Requirement:
Among the entries, which lines carry the string "коррупции"? Copy each of them.
___
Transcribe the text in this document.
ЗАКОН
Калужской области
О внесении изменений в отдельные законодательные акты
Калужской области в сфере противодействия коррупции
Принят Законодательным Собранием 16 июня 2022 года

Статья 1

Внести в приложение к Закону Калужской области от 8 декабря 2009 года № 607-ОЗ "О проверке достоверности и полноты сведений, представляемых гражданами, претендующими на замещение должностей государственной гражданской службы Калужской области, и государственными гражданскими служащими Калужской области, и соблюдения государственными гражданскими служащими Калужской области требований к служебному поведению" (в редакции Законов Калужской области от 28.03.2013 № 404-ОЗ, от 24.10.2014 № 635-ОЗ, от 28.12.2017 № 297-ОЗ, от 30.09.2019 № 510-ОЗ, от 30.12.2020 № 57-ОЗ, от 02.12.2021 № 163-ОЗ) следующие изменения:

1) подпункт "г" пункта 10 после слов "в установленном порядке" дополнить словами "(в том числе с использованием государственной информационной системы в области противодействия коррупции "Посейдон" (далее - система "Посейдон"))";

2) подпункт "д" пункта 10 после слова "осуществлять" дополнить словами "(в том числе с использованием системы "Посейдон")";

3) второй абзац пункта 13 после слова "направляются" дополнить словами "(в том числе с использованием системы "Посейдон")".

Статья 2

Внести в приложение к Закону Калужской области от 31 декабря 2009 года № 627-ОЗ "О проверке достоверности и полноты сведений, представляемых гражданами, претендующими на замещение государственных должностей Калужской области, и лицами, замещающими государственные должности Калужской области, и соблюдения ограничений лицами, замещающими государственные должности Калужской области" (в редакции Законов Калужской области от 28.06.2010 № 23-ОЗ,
___
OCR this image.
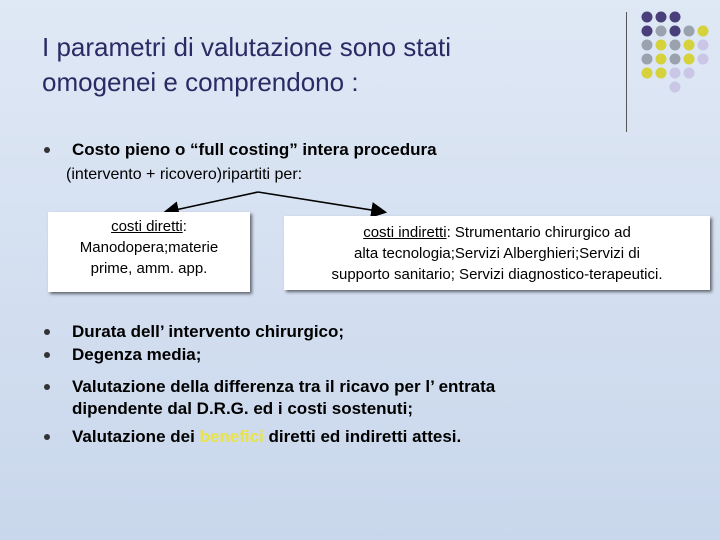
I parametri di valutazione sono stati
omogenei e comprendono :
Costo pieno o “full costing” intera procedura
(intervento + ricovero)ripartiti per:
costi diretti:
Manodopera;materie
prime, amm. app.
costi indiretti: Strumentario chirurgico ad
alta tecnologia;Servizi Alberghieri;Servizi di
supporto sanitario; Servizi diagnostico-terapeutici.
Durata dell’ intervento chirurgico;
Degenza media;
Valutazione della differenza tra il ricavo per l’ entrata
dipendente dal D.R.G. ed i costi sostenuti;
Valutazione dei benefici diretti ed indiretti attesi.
___
The answer:
Калужской области в сфере противодействия коррупции
1) подпункт "г" пункта 10 после слов "в установленном порядке" дополнить словами "(в том числе с использованием государственной информационной системы в области противодействия коррупции "Посейдон" (далее - система "Посейдон"))";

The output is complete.